Written instruction:
Go through the records underneath and write each one out again exactly.
[START Task inputs]
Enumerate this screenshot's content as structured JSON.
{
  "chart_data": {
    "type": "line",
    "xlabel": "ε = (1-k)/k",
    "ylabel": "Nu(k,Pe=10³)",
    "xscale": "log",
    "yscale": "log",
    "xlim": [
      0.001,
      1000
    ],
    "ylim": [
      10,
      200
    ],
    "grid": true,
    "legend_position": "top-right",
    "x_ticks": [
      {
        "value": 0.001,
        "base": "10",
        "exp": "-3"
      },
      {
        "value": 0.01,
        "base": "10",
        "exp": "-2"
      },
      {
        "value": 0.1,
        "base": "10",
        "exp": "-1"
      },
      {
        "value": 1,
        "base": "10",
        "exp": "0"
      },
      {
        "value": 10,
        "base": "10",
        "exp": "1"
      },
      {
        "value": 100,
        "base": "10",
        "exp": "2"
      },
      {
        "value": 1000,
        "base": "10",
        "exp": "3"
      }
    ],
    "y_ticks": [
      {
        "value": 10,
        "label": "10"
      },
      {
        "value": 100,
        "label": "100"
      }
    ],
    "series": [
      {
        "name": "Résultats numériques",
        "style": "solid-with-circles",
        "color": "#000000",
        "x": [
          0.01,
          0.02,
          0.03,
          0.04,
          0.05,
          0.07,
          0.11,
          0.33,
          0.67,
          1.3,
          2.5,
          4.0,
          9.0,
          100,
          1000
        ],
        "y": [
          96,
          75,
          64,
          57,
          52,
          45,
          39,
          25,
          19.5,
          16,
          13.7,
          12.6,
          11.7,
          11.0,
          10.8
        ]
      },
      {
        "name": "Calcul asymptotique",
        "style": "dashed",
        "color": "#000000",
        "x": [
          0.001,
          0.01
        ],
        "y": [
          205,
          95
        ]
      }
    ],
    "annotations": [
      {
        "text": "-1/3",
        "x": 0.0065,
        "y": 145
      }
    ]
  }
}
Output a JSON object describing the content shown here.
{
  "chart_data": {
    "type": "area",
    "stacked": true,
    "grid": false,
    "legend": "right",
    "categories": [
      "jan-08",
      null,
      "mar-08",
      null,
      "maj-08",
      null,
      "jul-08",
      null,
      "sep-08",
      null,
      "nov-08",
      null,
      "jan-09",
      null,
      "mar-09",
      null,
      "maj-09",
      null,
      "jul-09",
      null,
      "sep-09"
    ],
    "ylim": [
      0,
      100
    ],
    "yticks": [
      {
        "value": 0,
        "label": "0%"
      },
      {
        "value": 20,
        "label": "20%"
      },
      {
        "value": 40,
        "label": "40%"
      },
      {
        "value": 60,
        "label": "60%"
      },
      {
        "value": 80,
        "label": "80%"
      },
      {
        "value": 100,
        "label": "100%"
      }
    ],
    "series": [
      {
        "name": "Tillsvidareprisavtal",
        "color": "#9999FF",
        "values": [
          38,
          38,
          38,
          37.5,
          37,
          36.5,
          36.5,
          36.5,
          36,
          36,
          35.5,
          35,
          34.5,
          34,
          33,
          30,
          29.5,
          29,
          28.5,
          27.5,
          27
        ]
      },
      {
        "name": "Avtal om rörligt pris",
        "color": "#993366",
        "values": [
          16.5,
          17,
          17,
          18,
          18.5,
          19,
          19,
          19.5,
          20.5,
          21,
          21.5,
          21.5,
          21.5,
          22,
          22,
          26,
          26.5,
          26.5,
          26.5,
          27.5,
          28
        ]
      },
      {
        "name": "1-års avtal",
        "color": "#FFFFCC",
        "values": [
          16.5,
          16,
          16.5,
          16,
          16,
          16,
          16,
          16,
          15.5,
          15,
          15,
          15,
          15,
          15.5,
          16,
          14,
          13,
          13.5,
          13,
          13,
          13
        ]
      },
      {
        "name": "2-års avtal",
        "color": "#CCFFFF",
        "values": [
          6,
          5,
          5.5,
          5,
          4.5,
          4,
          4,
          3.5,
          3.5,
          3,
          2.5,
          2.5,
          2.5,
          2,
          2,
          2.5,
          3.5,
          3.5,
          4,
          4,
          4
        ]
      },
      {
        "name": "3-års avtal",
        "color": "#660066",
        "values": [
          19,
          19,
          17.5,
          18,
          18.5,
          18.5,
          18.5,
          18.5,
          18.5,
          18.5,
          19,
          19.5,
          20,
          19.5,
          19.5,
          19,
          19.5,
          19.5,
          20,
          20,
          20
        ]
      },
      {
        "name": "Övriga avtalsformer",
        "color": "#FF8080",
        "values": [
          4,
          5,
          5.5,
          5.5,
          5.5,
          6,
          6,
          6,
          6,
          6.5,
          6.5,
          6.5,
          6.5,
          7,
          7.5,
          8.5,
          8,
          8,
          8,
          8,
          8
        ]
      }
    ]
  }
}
[END Task inputs]
Result:
Enumerate this screenshot's content as structured JSON.
{
  "chart_data": {
    "type": "line",
    "xlabel": "ε = (1-k)/k",
    "ylabel": "Nu(k,Pe=10³)",
    "xscale": "log",
    "yscale": "log",
    "xlim": [
      0.001,
      1000
    ],
    "ylim": [
      10,
      200
    ],
    "grid": true,
    "legend_position": "top-right",
    "x_ticks": [
      {
        "value": 0.001,
        "base": "10",
        "exp": "-3"
      },
      {
        "value": 0.01,
        "base": "10",
        "exp": "-2"
      },
      {
        "value": 0.1,
        "base": "10",
        "exp": "-1"
      },
      {
        "value": 1,
        "base": "10",
        "exp": "0"
      },
      {
        "value": 10,
        "base": "10",
        "exp": "1"
      },
      {
        "value": 100,
        "base": "10",
        "exp": "2"
      },
      {
        "value": 1000,
        "base": "10",
        "exp": "3"
      }
    ],
    "y_ticks": [
      {
        "value": 10,
        "label": "10"
      },
      {
        "value": 100,
        "label": "100"
      }
    ],
    "series": [
      {
        "name": "Résultats numériques",
        "style": "solid-with-circles",
        "color": "#000000",
        "x": [
          0.01,
          0.02,
          0.03,
          0.04,
          0.05,
          0.07,
          0.11,
          0.33,
          0.67,
          1.3,
          2.5,
          4.0,
          9.0,
          100,
          1000
        ],
        "y": [
          96,
          75,
          64,
          57,
          52,
          45,
          39,
          25,
          19.5,
          16,
          13.7,
          12.6,
          11.7,
          11.0,
          10.8
        ]
      },
      {
        "name": "Calcul asymptotique",
        "style": "dashed",
        "color": "#000000",
        "x": [
          0.001,
          0.01
        ],
        "y": [
          205,
          95
        ]
      }
    ],
    "annotations": [
      {
        "text": "-1/3",
        "x": 0.0065,
        "y": 145
      }
    ]
  }
}
Output a JSON object describing the content shown here.
{
  "chart_data": {
    "type": "area",
    "stacked": true,
    "grid": false,
    "legend": "right",
    "categories": [
      "jan-08",
      null,
      "mar-08",
      null,
      "maj-08",
      null,
      "jul-08",
      null,
      "sep-08",
      null,
      "nov-08",
      null,
      "jan-09",
      null,
      "mar-09",
      null,
      "maj-09",
      null,
      "jul-09",
      null,
      "sep-09"
    ],
    "ylim": [
      0,
      100
    ],
    "yticks": [
      {
        "value": 0,
        "label": "0%"
      },
      {
        "value": 20,
        "label": "20%"
      },
      {
        "value": 40,
        "label": "40%"
      },
      {
        "value": 60,
        "label": "60%"
      },
      {
        "value": 80,
        "label": "80%"
      },
      {
        "value": 100,
        "label": "100%"
      }
    ],
    "series": [
      {
        "name": "Tillsvidareprisavtal",
        "color": "#9999FF",
        "values": [
          38,
          38,
          38,
          37.5,
          37,
          36.5,
          36.5,
          36.5,
          36,
          36,
          35.5,
          35,
          34.5,
          34,
          33,
          30,
          29.5,
          29,
          28.5,
          27.5,
          27
        ]
      },
      {
        "name": "Avtal om rörligt pris",
        "color": "#993366",
        "values": [
          16.5,
          17,
          17,
          18,
          18.5,
          19,
          19,
          19.5,
          20.5,
          21,
          21.5,
          21.5,
          21.5,
          22,
          22,
          26,
          26.5,
          26.5,
          26.5,
          27.5,
          28
        ]
      },
      {
        "name": "1-års avtal",
        "color": "#FFFFCC",
        "values": [
          16.5,
          16,
          16.5,
          16,
          16,
          16,
          16,
          16,
          15.5,
          15,
          15,
          15,
          15,
          15.5,
          16,
          14,
          13,
          13.5,
          13,
          13,
          13
        ]
      },
      {
        "name": "2-års avtal",
        "color": "#CCFFFF",
        "values": [
          6,
          5,
          5.5,
          5,
          4.5,
          4,
          4,
          3.5,
          3.5,
          3,
          2.5,
          2.5,
          2.5,
          2,
          2,
          2.5,
          3.5,
          3.5,
          4,
          4,
          4
        ]
      },
      {
        "name": "3-års avtal",
        "color": "#660066",
        "values": [
          19,
          19,
          17.5,
          18,
          18.5,
          18.5,
          18.5,
          18.5,
          18.5,
          18.5,
          19,
          19.5,
          20,
          19.5,
          19.5,
          19,
          19.5,
          19.5,
          20,
          20,
          20
        ]
      },
      {
        "name": "Övriga avtalsformer",
        "color": "#FF8080",
        "values": [
          4,
          5,
          5.5,
          5.5,
          5.5,
          6,
          6,
          6,
          6,
          6.5,
          6.5,
          6.5,
          6.5,
          7,
          7.5,
          8.5,
          8,
          8,
          8,
          8,
          8
        ]
      }
    ]
  }
}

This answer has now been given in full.